Instructions for the task: Extract from the listing each line in which the word "strengere" appears.

Begin Data shown

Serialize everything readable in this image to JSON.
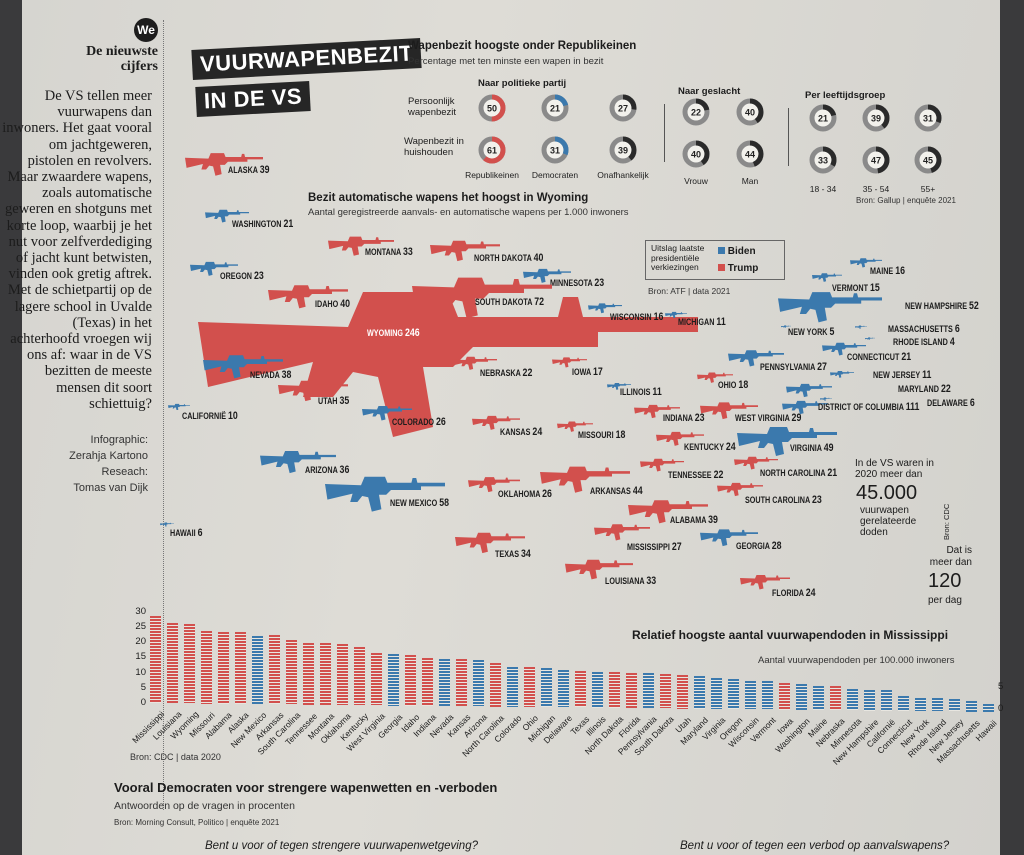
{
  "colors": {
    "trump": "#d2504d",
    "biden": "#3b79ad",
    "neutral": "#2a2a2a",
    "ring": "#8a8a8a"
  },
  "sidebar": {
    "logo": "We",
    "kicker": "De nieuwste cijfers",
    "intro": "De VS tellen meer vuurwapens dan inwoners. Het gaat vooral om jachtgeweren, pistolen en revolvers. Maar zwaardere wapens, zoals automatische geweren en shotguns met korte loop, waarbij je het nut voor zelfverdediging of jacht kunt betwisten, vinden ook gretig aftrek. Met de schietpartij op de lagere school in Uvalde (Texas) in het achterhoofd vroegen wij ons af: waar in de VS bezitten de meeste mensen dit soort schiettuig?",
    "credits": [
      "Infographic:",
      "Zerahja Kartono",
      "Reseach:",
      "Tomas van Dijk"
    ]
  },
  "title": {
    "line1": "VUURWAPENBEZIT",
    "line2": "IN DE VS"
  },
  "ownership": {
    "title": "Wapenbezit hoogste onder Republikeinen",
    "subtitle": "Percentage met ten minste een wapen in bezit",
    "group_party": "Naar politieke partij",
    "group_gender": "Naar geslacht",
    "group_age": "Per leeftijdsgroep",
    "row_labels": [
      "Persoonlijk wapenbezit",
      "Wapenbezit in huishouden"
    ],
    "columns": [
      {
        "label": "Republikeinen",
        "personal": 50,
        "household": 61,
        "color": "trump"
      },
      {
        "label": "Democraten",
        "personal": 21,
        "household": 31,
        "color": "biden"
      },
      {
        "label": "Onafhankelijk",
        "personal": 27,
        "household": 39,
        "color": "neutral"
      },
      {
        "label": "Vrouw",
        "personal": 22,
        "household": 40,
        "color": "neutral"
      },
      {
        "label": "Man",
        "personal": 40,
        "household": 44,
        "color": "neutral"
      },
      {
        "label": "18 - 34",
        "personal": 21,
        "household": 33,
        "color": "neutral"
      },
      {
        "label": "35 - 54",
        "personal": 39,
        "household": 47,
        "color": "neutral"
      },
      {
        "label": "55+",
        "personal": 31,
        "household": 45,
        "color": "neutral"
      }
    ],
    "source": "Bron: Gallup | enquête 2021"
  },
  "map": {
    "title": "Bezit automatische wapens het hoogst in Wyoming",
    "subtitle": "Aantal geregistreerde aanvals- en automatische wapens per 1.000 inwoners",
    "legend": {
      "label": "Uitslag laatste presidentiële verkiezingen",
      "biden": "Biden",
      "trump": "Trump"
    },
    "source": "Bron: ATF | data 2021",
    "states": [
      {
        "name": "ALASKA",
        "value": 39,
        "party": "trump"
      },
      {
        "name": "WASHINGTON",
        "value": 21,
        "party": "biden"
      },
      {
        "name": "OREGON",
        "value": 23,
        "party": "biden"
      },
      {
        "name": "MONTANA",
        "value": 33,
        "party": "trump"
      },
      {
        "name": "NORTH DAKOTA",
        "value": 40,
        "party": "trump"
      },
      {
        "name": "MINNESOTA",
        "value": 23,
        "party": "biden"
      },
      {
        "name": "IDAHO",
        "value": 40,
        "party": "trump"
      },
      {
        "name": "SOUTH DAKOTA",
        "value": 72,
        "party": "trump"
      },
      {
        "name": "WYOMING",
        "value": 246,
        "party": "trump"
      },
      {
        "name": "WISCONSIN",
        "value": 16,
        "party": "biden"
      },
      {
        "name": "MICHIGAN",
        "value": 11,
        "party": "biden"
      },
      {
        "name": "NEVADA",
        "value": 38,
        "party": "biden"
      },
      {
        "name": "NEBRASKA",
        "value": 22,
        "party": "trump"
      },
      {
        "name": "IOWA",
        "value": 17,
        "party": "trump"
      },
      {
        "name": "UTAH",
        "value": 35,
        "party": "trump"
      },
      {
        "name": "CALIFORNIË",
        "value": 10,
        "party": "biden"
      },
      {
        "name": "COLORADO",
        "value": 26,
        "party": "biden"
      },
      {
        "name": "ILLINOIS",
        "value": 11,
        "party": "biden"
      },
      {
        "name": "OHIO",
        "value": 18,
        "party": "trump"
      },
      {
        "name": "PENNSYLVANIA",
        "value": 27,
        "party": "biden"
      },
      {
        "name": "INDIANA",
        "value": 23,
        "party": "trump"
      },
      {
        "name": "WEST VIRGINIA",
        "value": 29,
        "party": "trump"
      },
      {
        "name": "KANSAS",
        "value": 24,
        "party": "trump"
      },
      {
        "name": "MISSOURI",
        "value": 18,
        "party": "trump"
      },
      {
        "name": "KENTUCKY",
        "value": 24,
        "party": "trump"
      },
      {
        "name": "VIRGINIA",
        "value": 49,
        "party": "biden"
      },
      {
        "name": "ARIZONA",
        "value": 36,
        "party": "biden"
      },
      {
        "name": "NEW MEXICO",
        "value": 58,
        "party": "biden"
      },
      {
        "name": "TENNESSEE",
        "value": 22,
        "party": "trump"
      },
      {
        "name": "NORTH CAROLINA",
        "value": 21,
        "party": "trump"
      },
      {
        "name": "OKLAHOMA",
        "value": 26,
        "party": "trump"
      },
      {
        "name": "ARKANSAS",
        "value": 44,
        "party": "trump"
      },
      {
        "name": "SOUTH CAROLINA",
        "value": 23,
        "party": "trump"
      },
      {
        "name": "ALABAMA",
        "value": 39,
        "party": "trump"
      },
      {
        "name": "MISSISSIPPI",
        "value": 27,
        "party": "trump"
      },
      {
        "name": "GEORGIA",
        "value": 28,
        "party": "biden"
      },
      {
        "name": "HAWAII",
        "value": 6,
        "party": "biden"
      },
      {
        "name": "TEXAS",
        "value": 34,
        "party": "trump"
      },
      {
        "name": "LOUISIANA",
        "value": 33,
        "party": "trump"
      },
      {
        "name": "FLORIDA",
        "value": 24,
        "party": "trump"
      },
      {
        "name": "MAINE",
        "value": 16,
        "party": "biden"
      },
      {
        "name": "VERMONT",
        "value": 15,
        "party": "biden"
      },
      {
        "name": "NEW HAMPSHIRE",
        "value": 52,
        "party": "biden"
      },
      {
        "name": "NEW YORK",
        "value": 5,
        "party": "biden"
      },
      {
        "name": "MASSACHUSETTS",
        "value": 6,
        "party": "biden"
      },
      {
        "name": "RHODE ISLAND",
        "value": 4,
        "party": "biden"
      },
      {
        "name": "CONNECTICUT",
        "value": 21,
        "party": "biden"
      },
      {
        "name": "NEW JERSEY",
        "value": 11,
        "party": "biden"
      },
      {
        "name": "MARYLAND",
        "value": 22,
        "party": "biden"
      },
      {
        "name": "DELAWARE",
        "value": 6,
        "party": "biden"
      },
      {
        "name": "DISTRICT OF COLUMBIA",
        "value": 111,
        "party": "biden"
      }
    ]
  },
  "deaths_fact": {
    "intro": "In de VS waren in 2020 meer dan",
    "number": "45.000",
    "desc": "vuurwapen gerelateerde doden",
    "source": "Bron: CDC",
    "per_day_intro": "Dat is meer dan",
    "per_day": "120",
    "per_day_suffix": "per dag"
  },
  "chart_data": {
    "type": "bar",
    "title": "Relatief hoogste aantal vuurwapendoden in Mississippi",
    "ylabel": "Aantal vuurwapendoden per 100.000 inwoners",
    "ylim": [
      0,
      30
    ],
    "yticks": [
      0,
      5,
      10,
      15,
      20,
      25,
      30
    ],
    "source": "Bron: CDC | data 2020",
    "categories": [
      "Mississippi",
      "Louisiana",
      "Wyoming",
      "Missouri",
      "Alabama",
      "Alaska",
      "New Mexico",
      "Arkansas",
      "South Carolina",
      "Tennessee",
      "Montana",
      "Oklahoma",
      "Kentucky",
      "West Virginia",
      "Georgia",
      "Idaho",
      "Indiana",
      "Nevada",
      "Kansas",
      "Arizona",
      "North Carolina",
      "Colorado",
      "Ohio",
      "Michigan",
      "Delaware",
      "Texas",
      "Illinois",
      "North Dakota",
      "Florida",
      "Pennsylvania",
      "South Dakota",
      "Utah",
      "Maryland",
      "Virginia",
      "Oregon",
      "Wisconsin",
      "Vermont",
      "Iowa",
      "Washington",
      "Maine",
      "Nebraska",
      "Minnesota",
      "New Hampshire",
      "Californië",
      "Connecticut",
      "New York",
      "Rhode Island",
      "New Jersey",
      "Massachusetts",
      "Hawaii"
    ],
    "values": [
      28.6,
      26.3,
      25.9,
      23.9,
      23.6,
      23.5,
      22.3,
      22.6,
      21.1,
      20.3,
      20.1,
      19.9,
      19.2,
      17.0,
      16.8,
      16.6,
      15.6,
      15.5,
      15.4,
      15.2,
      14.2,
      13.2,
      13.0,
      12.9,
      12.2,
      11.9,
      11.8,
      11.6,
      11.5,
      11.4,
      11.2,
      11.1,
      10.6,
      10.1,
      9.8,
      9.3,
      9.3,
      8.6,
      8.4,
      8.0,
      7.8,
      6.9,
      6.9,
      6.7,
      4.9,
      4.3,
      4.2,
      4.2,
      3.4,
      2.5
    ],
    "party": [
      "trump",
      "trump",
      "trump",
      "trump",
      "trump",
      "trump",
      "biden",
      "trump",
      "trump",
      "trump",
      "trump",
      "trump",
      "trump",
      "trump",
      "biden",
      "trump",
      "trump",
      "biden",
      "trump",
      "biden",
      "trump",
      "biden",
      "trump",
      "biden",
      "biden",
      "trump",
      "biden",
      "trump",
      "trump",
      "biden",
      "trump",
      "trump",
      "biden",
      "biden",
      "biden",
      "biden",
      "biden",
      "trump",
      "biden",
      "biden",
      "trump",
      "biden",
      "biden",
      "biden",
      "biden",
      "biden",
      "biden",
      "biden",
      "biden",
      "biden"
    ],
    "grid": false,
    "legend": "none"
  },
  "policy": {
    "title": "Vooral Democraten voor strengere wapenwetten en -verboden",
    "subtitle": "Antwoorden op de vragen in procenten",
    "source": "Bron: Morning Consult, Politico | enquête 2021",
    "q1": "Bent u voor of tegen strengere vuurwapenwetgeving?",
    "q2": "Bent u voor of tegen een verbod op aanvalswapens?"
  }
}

End Data shown

Output of the exercise:
    "title": "Vooral Democraten voor strengere wapenwetten en -verboden",
    "q1": "Bent u voor of tegen strengere vuurwapenwetgeving?",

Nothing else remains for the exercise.